▶ [Short problem]
Return every record exactly as written.

▶ [Record extracts]
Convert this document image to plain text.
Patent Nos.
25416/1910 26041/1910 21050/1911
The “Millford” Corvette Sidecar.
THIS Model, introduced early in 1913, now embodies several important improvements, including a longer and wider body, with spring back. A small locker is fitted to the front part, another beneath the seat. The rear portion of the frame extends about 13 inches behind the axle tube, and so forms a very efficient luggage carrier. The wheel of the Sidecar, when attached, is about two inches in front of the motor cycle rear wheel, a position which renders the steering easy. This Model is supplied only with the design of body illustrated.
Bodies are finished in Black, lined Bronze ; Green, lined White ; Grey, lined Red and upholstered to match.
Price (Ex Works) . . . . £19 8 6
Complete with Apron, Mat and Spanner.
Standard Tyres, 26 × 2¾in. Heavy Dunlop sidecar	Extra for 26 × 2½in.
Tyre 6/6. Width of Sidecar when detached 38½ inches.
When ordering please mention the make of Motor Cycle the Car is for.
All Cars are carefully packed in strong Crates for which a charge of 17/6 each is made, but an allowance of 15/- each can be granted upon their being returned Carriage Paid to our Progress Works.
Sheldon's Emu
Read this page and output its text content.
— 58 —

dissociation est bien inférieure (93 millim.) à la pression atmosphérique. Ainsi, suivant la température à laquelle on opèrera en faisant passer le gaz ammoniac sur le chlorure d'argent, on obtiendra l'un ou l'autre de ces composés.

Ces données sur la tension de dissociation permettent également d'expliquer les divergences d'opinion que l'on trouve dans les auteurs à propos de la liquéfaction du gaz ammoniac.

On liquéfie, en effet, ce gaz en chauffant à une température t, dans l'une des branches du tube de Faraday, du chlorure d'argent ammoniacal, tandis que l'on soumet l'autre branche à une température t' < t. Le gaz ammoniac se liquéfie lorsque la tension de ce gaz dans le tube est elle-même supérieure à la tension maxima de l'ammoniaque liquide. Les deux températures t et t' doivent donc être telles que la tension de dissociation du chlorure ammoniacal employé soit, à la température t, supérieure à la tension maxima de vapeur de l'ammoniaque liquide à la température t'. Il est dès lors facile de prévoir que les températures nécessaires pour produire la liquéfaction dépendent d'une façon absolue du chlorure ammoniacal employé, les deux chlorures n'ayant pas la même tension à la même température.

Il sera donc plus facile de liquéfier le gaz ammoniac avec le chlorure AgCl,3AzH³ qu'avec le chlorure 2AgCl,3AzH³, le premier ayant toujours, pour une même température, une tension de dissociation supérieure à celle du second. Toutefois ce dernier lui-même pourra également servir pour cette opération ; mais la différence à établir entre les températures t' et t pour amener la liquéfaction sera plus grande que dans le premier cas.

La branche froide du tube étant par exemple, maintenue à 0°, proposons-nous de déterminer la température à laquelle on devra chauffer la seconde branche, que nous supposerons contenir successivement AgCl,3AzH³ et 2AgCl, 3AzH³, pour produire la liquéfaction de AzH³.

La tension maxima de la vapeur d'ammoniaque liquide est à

▶ [Solution to this exercise]
Convert this document image to plain text.
Patent Nos.
25416/1910 26041/1910 21050/1911
The “Millford” Corvette Sidecar.
THIS Model, introduced early in 1913, now embodies several important improvements, including a longer and wider body, with spring back. A small locker is fitted to the front part, another beneath the seat. The rear portion of the frame extends about 13 inches behind the axle tube, and so forms a very efficient luggage carrier. The wheel of the Sidecar, when attached, is about two inches in front of the motor cycle rear wheel, a position which renders the steering easy. This Model is supplied only with the design of body illustrated.
Bodies are finished in Black, lined Bronze ; Green, lined White ; Grey, lined Red and upholstered to match.
Price (Ex Works) . . . . £19 8 6
Complete with Apron, Mat and Spanner.
Standard Tyres, 26 × 2¾in. Heavy Dunlop sidecar	Extra for 26 × 2½in.
Tyre 6/6. Width of Sidecar when detached 38½ inches.
When ordering please mention the make of Motor Cycle the Car is for.
All Cars are carefully packed in strong Crates for which a charge of 17/6 each is made, but an allowance of 15/- each can be granted upon their being returned Carriage Paid to our Progress Works.
Sheldon's Emu
Read this page and output its text content.
— 58 —

dissociation est bien inférieure (93 millim.) à la pression atmosphérique. Ainsi, suivant la température à laquelle on opèrera en faisant passer le gaz ammoniac sur le chlorure d'argent, on obtiendra l'un ou l'autre de ces composés.

Ces données sur la tension de dissociation permettent également d'expliquer les divergences d'opinion que l'on trouve dans les auteurs à propos de la liquéfaction du gaz ammoniac.

On liquéfie, en effet, ce gaz en chauffant à une température t, dans l'une des branches du tube de Faraday, du chlorure d'argent ammoniacal, tandis que l'on soumet l'autre branche à une température t' < t. Le gaz ammoniac se liquéfie lorsque la tension de ce gaz dans le tube est elle-même supérieure à la tension maxima de l'ammoniaque liquide. Les deux températures t et t' doivent donc être telles que la tension de dissociation du chlorure ammoniacal employé soit, à la température t, supérieure à la tension maxima de vapeur de l'ammoniaque liquide à la température t'. Il est dès lors facile de prévoir que les températures nécessaires pour produire la liquéfaction dépendent d'une façon absolue du chlorure ammoniacal employé, les deux chlorures n'ayant pas la même tension à la même température.

Il sera donc plus facile de liquéfier le gaz ammoniac avec le chlorure AgCl,3AzH³ qu'avec le chlorure 2AgCl,3AzH³, le premier ayant toujours, pour une même température, une tension de dissociation supérieure à celle du second. Toutefois ce dernier lui-même pourra également servir pour cette opération ; mais la différence à établir entre les températures t' et t pour amener la liquéfaction sera plus grande que dans le premier cas.

La branche froide du tube étant par exemple, maintenue à 0°, proposons-nous de déterminer la température à laquelle on devra chauffer la seconde branche, que nous supposerons contenir successivement AgCl,3AzH³ et 2AgCl, 3AzH³, pour produire la liquéfaction de AzH³.

La tension maxima de la vapeur d'ammoniaque liquide est à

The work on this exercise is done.